§ **Supplied records**
═══

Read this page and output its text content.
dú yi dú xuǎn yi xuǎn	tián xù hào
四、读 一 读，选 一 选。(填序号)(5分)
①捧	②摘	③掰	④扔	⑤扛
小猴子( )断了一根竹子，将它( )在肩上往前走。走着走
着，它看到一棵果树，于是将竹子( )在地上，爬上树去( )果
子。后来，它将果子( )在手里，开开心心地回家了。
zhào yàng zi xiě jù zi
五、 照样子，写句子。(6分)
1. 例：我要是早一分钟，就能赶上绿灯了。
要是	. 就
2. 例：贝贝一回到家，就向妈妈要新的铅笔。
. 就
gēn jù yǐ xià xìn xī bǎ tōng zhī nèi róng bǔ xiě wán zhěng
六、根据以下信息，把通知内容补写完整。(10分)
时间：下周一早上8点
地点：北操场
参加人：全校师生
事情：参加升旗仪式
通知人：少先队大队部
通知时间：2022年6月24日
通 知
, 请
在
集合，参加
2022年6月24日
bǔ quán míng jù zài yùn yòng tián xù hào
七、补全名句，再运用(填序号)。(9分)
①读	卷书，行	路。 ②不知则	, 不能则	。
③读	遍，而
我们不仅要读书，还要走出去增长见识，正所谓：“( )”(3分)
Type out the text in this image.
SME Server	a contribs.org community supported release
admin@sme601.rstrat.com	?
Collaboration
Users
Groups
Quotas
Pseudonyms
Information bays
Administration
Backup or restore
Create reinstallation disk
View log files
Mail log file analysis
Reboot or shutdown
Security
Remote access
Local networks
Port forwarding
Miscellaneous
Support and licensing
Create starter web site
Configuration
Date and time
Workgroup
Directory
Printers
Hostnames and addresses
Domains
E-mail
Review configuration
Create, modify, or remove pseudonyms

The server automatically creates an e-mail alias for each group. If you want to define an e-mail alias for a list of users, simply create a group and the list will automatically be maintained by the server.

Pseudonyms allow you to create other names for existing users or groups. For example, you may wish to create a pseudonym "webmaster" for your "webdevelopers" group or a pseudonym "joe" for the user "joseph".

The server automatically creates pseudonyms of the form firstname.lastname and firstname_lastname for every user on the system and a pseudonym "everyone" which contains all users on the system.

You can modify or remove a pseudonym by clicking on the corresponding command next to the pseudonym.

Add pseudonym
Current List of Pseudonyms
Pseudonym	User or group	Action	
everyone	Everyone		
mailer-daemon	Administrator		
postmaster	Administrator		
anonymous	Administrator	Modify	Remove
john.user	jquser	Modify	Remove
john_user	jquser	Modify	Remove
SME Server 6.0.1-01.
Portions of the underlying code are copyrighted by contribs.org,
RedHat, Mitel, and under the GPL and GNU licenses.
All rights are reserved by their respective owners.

═══

§ **Task to carry out**
Look through the entries above. Extract each line with the word "automatically".

§ **Expected answer**
The server automatically creates an e-mail alias for each group. If you want to define an e-mail alias for a list of users, simply create a group and the list will automatically be maintained by the server.
The server automatically creates pseudonyms of the form firstname.lastname and firstname_lastname for every user on the system and a pseudonym "everyone" which contains all users on the system.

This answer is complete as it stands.